*WHAT NEEDS TO BE DONE*.
Determine the number of lines containing the word "ylabel", and state that figure alone.

*RECORDED DATA*.

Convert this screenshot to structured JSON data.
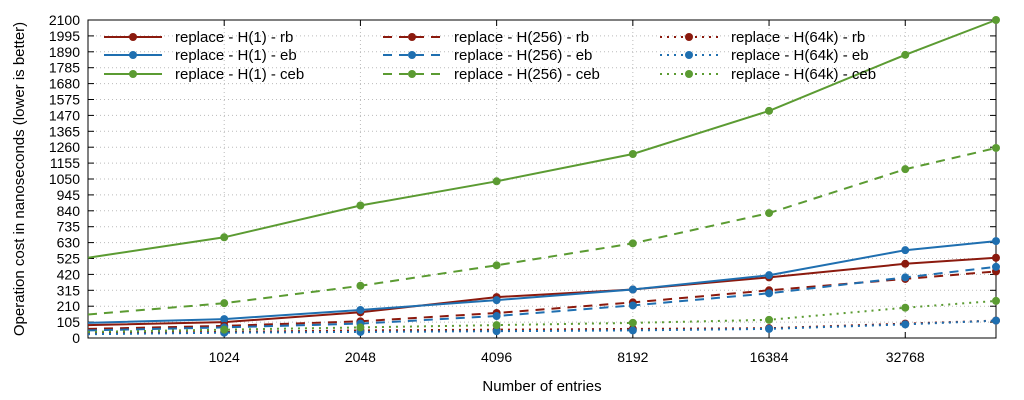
{
  "chart_data": {
    "type": "line",
    "title": "",
    "xlabel": "Number of entries",
    "ylabel": "Operation cost in nanoseconds (lower is better)",
    "x_scale": "log2",
    "xlim": [
      512,
      52000
    ],
    "ylim": [
      0,
      2100
    ],
    "x_ticks": [
      1024,
      2048,
      4096,
      8192,
      16384,
      32768
    ],
    "y_ticks": [
      0,
      105,
      210,
      315,
      420,
      525,
      630,
      735,
      840,
      945,
      1050,
      1155,
      1260,
      1365,
      1470,
      1575,
      1680,
      1785,
      1890,
      1995,
      2100
    ],
    "grid": true,
    "legend_position": "top-left, 3 columns",
    "series": [
      {
        "name": "replace - H(1) - rb",
        "color": "#8b1a0e",
        "dash": "solid",
        "x": [
          512,
          1024,
          2048,
          4096,
          8192,
          16384,
          32768,
          52000
        ],
        "y": [
          85,
          105,
          170,
          270,
          320,
          400,
          490,
          530
        ]
      },
      {
        "name": "replace - H(1) - eb",
        "color": "#1f6fb0",
        "dash": "solid",
        "x": [
          512,
          1024,
          2048,
          4096,
          8192,
          16384,
          32768,
          52000
        ],
        "y": [
          100,
          125,
          185,
          250,
          320,
          415,
          580,
          640
        ]
      },
      {
        "name": "replace - H(1) - ceb",
        "color": "#5b9b32",
        "dash": "solid",
        "x": [
          512,
          1024,
          2048,
          4096,
          8192,
          16384,
          32768,
          52000
        ],
        "y": [
          530,
          665,
          875,
          1035,
          1215,
          1500,
          1870,
          2100
        ]
      },
      {
        "name": "replace - H(256) - rb",
        "color": "#8b1a0e",
        "dash": "dashed",
        "x": [
          512,
          1024,
          2048,
          4096,
          8192,
          16384,
          32768,
          52000
        ],
        "y": [
          60,
          80,
          110,
          165,
          235,
          315,
          390,
          440
        ]
      },
      {
        "name": "replace - H(256) - eb",
        "color": "#1f6fb0",
        "dash": "dashed",
        "x": [
          512,
          1024,
          2048,
          4096,
          8192,
          16384,
          32768,
          52000
        ],
        "y": [
          50,
          70,
          95,
          145,
          215,
          295,
          400,
          470
        ]
      },
      {
        "name": "replace - H(256) - ceb",
        "color": "#5b9b32",
        "dash": "dashed",
        "x": [
          512,
          1024,
          2048,
          4096,
          8192,
          16384,
          32768,
          52000
        ],
        "y": [
          155,
          230,
          345,
          480,
          625,
          825,
          1115,
          1255
        ]
      },
      {
        "name": "replace - H(64k) - rb",
        "color": "#8b1a0e",
        "dash": "dotted",
        "x": [
          512,
          1024,
          2048,
          4096,
          8192,
          16384,
          32768,
          52000
        ],
        "y": [
          30,
          40,
          50,
          55,
          60,
          65,
          95,
          115
        ]
      },
      {
        "name": "replace - H(64k) - eb",
        "color": "#1f6fb0",
        "dash": "dotted",
        "x": [
          512,
          1024,
          2048,
          4096,
          8192,
          16384,
          32768,
          52000
        ],
        "y": [
          25,
          35,
          40,
          45,
          50,
          60,
          90,
          115
        ]
      },
      {
        "name": "replace - H(64k) - ceb",
        "color": "#5b9b32",
        "dash": "dotted",
        "x": [
          512,
          1024,
          2048,
          4096,
          8192,
          16384,
          32768,
          52000
        ],
        "y": [
          40,
          55,
          70,
          85,
          100,
          120,
          200,
          245
        ]
      }
    ]
  }
}
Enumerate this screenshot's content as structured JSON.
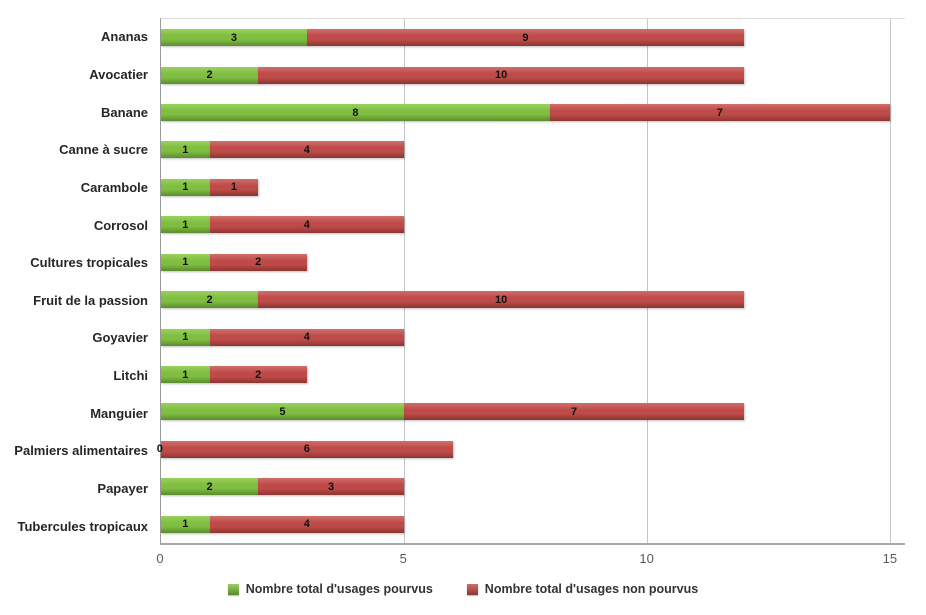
{
  "chart_data": {
    "type": "bar",
    "orientation": "horizontal-stacked",
    "title": "",
    "xlabel": "",
    "ylabel": "",
    "categories": [
      "Ananas",
      "Avocatier",
      "Banane",
      "Canne à sucre",
      "Carambole",
      "Corrosol",
      "Cultures tropicales",
      "Fruit de la passion",
      "Goyavier",
      "Litchi",
      "Manguier",
      "Palmiers alimentaires",
      "Papayer",
      "Tubercules tropicaux"
    ],
    "series": [
      {
        "key": "pourvus",
        "name": "Nombre total d'usages pourvus",
        "color": "#7FBE41",
        "color_light": "#9BD05F",
        "color_dark": "#5C8B2E",
        "values": [
          3,
          2,
          8,
          1,
          1,
          1,
          1,
          2,
          1,
          1,
          5,
          0,
          2,
          1
        ]
      },
      {
        "key": "non_pourvus",
        "name": "Nombre total d'usages non pourvus",
        "color": "#BE4B48",
        "color_light": "#CF6F6C",
        "color_dark": "#8C3532",
        "values": [
          9,
          10,
          7,
          4,
          1,
          4,
          2,
          10,
          4,
          2,
          7,
          6,
          3,
          4
        ]
      }
    ],
    "xlim": [
      0,
      15.31
    ],
    "xticks": [
      0,
      5,
      10,
      15
    ],
    "grid": true,
    "value_labels": true,
    "legend_position": "bottom"
  }
}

*SOLUTION TO THIS PROBLEM*.
2